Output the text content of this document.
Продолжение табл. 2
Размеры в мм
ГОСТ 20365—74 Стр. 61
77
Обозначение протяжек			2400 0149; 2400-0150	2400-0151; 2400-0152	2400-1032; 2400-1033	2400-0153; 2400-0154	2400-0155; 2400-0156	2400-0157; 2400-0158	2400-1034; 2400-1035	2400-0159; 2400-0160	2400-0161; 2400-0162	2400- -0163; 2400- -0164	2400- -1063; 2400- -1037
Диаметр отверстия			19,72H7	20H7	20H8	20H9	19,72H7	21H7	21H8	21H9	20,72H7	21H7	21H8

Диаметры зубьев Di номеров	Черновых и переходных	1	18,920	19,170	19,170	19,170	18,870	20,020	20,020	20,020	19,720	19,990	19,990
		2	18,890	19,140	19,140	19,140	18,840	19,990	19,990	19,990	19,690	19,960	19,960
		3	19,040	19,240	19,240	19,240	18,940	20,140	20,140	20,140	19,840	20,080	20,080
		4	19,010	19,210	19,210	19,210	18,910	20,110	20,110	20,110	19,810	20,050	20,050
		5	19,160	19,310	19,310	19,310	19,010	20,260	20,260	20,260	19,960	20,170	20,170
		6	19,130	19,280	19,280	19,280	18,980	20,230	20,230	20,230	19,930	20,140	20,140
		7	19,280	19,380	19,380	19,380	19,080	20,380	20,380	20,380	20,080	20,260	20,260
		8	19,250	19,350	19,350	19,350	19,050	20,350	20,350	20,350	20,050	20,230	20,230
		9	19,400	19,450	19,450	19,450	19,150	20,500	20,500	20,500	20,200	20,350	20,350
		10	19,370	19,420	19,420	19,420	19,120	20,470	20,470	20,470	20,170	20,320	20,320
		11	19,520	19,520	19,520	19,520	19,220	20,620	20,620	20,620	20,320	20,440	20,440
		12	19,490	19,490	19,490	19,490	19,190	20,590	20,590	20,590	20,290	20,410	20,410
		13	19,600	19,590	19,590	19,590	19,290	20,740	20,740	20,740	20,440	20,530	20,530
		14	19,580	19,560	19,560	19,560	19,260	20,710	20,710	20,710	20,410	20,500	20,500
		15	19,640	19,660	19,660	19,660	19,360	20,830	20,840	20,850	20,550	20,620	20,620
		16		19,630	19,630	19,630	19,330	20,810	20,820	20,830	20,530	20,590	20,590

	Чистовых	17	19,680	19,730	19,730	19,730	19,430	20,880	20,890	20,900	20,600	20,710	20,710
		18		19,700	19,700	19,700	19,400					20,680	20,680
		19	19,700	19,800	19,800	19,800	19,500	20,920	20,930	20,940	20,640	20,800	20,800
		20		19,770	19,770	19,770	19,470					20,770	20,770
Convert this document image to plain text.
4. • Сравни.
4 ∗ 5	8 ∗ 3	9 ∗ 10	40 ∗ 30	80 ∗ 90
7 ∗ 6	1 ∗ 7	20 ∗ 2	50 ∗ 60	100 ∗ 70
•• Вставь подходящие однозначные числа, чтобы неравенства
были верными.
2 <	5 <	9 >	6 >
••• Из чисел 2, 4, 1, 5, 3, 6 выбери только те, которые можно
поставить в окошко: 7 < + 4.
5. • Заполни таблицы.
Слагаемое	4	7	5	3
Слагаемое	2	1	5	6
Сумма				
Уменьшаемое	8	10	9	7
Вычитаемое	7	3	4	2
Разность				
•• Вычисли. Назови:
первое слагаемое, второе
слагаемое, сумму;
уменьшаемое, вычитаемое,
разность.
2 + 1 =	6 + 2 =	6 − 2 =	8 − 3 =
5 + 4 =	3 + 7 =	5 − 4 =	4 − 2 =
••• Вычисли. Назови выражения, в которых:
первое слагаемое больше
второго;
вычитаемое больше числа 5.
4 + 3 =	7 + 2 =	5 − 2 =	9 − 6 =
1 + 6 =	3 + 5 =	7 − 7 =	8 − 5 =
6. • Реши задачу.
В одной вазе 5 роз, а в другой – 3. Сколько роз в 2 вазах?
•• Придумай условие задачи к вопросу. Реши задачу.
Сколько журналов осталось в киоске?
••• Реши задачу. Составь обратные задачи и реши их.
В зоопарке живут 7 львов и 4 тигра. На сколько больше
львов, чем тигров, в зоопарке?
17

▸ Directive
Copy down every line of the material above that includes the string "больше".

▸ Response for this exercise
первое слагаемое больше
вычитаемое больше числа 5.
В зоопарке живут 7 львов и 4 тигра. На сколько больше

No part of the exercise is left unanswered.